Items from a figure collection:
-----
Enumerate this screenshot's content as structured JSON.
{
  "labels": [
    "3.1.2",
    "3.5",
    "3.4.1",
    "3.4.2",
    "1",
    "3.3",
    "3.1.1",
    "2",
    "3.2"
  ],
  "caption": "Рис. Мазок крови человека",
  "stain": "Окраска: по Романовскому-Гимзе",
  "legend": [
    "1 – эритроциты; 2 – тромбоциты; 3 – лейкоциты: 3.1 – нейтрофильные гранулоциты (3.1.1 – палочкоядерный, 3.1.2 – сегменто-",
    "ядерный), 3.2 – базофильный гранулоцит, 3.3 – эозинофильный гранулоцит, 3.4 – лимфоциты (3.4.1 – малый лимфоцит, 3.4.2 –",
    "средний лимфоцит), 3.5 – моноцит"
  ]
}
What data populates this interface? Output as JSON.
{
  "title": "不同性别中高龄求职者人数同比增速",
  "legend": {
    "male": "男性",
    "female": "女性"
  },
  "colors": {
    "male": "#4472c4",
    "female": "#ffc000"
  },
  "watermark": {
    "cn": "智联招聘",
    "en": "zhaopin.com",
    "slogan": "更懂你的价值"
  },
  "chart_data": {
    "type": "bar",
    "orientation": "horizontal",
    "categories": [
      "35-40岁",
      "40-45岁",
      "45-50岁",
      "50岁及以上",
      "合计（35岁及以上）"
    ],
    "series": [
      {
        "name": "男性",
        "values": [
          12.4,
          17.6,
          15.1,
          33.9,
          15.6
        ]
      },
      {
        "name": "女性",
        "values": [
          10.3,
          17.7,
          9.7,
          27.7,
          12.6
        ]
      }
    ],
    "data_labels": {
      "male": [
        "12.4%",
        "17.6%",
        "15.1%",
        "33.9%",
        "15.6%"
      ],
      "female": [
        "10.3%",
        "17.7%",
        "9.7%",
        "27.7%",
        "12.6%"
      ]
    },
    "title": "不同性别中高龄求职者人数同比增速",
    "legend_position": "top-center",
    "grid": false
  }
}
-----
* _Short task_: Would you restate each of the entries word for word?

* _Solution_:
Enumerate this screenshot's content as structured JSON.
{
  "labels": [
    "3.1.2",
    "3.5",
    "3.4.1",
    "3.4.2",
    "1",
    "3.3",
    "3.1.1",
    "2",
    "3.2"
  ],
  "caption": "Рис. Мазок крови человека",
  "stain": "Окраска: по Романовскому-Гимзе",
  "legend": [
    "1 – эритроциты; 2 – тромбоциты; 3 – лейкоциты: 3.1 – нейтрофильные гранулоциты (3.1.1 – палочкоядерный, 3.1.2 – сегменто-",
    "ядерный), 3.2 – базофильный гранулоцит, 3.3 – эозинофильный гранулоцит, 3.4 – лимфоциты (3.4.1 – малый лимфоцит, 3.4.2 –",
    "средний лимфоцит), 3.5 – моноцит"
  ]
}
What data populates this interface? Output as JSON.
{
  "title": "不同性别中高龄求职者人数同比增速",
  "legend": {
    "male": "男性",
    "female": "女性"
  },
  "colors": {
    "male": "#4472c4",
    "female": "#ffc000"
  },
  "watermark": {
    "cn": "智联招聘",
    "en": "zhaopin.com",
    "slogan": "更懂你的价值"
  },
  "chart_data": {
    "type": "bar",
    "orientation": "horizontal",
    "categories": [
      "35-40岁",
      "40-45岁",
      "45-50岁",
      "50岁及以上",
      "合计（35岁及以上）"
    ],
    "series": [
      {
        "name": "男性",
        "values": [
          12.4,
          17.6,
          15.1,
          33.9,
          15.6
        ]
      },
      {
        "name": "女性",
        "values": [
          10.3,
          17.7,
          9.7,
          27.7,
          12.6
        ]
      }
    ],
    "data_labels": {
      "male": [
        "12.4%",
        "17.6%",
        "15.1%",
        "33.9%",
        "15.6%"
      ],
      "female": [
        "10.3%",
        "17.7%",
        "9.7%",
        "27.7%",
        "12.6%"
      ]
    },
    "title": "不同性别中高龄求职者人数同比增速",
    "legend_position": "top-center",
    "grid": false
  }
}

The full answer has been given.